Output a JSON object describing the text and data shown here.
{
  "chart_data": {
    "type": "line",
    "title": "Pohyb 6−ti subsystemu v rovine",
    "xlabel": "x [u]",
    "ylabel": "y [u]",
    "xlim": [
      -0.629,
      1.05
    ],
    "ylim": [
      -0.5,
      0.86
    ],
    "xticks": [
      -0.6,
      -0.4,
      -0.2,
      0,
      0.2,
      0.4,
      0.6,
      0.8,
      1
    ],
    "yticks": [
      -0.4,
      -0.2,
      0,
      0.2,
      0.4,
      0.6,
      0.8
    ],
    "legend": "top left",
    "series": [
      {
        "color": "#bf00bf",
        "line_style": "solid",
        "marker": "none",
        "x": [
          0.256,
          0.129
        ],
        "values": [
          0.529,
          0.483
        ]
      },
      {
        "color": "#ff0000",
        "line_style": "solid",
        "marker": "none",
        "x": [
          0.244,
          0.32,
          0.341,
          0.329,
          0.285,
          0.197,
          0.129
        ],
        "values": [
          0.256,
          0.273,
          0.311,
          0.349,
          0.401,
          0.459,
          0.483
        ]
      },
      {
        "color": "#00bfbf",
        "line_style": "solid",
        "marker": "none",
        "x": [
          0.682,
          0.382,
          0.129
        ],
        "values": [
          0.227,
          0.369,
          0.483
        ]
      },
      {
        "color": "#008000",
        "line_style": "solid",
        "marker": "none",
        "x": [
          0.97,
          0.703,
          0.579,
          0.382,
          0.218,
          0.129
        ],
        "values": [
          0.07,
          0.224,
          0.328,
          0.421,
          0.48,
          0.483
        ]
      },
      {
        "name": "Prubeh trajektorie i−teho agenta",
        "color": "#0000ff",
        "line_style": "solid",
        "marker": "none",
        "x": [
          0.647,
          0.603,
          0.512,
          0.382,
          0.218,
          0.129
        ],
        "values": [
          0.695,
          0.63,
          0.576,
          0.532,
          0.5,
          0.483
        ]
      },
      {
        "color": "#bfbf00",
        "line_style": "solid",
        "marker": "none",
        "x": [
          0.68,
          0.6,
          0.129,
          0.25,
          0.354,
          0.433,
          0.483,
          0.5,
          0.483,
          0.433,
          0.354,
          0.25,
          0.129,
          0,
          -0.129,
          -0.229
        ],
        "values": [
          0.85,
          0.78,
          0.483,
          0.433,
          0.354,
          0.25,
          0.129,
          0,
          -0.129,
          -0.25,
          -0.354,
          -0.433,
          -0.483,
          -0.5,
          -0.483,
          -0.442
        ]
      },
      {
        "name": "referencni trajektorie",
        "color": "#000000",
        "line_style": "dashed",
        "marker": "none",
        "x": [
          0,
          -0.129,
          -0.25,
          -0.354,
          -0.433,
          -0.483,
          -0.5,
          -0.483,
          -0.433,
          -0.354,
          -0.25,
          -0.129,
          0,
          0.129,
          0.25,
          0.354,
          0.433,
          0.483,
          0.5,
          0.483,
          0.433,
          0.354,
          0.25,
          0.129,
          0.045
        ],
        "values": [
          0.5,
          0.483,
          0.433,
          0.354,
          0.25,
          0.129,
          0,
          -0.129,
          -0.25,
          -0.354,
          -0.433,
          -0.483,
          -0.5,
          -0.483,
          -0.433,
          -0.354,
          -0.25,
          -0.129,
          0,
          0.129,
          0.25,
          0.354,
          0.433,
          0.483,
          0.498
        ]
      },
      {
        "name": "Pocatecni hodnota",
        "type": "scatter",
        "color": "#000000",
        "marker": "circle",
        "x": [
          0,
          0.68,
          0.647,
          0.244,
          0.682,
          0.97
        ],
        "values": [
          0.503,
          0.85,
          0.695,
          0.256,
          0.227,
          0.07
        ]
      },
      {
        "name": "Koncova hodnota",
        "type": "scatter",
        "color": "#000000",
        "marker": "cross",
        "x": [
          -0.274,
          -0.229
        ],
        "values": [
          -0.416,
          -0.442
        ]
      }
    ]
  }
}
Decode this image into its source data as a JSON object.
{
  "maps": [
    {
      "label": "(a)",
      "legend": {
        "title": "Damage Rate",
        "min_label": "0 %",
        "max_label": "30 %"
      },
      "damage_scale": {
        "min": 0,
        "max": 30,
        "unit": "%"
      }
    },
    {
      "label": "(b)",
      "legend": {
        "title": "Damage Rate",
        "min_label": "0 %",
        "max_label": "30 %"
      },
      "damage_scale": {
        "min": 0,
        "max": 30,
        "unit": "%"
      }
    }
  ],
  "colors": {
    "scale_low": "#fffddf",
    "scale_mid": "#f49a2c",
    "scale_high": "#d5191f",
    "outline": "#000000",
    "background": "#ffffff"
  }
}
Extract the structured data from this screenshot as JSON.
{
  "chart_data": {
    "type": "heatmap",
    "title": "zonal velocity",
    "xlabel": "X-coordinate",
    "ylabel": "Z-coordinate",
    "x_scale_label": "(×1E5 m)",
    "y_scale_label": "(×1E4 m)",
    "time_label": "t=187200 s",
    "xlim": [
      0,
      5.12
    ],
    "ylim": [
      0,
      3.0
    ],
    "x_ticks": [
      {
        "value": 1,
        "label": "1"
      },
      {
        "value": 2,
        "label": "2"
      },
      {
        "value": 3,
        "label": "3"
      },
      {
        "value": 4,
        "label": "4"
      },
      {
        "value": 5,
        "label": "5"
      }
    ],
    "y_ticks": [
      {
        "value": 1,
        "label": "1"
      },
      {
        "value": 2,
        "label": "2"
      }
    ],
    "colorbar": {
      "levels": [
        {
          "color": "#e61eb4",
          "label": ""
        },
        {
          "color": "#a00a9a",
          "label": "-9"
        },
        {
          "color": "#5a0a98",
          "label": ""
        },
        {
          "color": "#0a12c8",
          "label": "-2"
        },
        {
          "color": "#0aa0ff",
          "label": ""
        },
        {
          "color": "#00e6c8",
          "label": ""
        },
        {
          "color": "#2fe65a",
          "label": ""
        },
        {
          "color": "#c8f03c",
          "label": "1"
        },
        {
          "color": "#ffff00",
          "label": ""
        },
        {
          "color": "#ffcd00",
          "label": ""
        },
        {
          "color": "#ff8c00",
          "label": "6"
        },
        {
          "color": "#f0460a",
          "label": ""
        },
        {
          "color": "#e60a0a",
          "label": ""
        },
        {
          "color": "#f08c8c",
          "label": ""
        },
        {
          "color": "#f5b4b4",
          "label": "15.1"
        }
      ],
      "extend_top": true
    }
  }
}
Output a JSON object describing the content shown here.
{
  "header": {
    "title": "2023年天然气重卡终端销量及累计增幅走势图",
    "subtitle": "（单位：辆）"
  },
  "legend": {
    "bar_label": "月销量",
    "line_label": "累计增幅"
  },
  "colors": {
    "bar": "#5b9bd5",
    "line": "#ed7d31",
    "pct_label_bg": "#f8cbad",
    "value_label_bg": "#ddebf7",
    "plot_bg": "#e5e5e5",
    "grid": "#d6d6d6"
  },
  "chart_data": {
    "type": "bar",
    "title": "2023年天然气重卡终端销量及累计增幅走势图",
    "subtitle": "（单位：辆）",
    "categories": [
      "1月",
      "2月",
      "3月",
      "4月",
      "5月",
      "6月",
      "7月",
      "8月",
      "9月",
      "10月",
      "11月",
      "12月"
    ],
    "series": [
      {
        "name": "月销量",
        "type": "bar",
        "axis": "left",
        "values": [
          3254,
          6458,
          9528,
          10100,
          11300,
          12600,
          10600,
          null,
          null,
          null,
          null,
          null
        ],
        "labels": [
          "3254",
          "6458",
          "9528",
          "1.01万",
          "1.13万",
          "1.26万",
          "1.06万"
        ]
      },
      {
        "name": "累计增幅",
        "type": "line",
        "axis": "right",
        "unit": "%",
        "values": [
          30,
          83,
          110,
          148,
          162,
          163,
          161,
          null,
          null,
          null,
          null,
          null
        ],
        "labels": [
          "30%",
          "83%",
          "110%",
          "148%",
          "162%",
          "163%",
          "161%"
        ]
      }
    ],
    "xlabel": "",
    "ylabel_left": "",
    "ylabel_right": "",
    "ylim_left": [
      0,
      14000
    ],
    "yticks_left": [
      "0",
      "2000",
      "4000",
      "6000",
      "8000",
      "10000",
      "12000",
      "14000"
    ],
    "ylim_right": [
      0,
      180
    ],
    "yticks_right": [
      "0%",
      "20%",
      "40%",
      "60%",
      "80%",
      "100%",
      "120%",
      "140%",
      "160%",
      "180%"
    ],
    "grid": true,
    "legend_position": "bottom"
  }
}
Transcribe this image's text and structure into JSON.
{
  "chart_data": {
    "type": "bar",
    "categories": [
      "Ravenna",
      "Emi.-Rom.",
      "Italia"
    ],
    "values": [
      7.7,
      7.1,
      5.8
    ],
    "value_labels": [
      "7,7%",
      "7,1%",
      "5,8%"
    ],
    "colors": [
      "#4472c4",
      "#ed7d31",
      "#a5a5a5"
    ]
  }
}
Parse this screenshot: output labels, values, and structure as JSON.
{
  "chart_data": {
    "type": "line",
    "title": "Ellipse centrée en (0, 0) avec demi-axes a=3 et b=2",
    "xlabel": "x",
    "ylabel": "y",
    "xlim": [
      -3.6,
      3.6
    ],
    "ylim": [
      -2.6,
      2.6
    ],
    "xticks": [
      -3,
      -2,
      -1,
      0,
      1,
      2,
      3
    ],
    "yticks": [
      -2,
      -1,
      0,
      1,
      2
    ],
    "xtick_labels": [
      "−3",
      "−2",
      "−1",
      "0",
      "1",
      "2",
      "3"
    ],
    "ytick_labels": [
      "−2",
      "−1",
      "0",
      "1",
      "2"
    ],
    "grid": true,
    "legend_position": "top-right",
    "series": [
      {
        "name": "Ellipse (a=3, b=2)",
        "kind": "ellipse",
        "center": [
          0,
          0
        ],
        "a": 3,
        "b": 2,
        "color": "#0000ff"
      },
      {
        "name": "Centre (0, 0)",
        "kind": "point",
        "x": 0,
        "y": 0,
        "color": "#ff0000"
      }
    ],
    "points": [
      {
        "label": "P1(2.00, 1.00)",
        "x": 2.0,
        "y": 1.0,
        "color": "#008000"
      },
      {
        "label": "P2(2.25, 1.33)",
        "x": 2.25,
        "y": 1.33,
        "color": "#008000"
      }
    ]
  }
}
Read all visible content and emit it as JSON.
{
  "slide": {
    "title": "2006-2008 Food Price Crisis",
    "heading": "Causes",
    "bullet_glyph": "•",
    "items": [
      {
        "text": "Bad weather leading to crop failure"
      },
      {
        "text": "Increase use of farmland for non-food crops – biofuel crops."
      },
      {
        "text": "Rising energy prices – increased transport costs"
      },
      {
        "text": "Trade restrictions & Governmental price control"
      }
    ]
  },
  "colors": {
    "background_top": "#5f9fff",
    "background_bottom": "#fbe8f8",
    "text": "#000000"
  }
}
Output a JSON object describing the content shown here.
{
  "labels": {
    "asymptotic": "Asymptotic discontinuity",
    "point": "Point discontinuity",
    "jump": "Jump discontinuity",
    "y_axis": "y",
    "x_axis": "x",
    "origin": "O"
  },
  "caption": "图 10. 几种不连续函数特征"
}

•••

What you should do:
Select, from the listing, all lines that include the word "hodnota".

Solution to the exercise:
        "name": "Pocatecni hodnota",
        "name": "Koncova hodnota",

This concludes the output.